DIRECTIVE
Write out each line of the material again, word for word.

SUPPLIED DATA
◆ ◆ ◆

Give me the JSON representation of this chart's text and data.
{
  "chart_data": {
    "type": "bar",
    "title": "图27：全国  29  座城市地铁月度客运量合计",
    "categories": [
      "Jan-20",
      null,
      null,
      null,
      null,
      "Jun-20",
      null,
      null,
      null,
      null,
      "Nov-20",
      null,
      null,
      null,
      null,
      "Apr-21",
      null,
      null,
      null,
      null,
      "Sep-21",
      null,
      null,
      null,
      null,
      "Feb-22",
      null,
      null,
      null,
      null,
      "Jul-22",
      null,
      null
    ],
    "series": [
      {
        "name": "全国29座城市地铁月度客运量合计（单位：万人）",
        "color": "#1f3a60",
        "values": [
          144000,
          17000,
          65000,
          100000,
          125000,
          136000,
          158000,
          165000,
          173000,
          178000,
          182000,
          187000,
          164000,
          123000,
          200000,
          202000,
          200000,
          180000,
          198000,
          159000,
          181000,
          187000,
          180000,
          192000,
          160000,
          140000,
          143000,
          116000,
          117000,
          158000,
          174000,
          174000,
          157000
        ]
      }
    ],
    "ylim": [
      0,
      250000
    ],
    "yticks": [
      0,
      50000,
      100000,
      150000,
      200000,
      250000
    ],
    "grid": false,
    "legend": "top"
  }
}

◆ ◆ ◆

RESULT FOR THIS EXERCISE
Give me the JSON representation of this chart's text and data.
{
  "chart_data": {
    "type": "bar",
    "title": "图27：全国  29  座城市地铁月度客运量合计",
    "categories": [
      "Jan-20",
      null,
      null,
      null,
      null,
      "Jun-20",
      null,
      null,
      null,
      null,
      "Nov-20",
      null,
      null,
      null,
      null,
      "Apr-21",
      null,
      null,
      null,
      null,
      "Sep-21",
      null,
      null,
      null,
      null,
      "Feb-22",
      null,
      null,
      null,
      null,
      "Jul-22",
      null,
      null
    ],
    "series": [
      {
        "name": "全国29座城市地铁月度客运量合计（单位：万人）",
        "color": "#1f3a60",
        "values": [
          144000,
          17000,
          65000,
          100000,
          125000,
          136000,
          158000,
          165000,
          173000,
          178000,
          182000,
          187000,
          164000,
          123000,
          200000,
          202000,
          200000,
          180000,
          198000,
          159000,
          181000,
          187000,
          180000,
          192000,
          160000,
          140000,
          143000,
          116000,
          117000,
          158000,
          174000,
          174000,
          157000
        ]
      }
    ],
    "ylim": [
      0,
      250000
    ],
    "yticks": [
      0,
      50000,
      100000,
      150000,
      200000,
      250000
    ],
    "grid": false,
    "legend": "top"
  }
}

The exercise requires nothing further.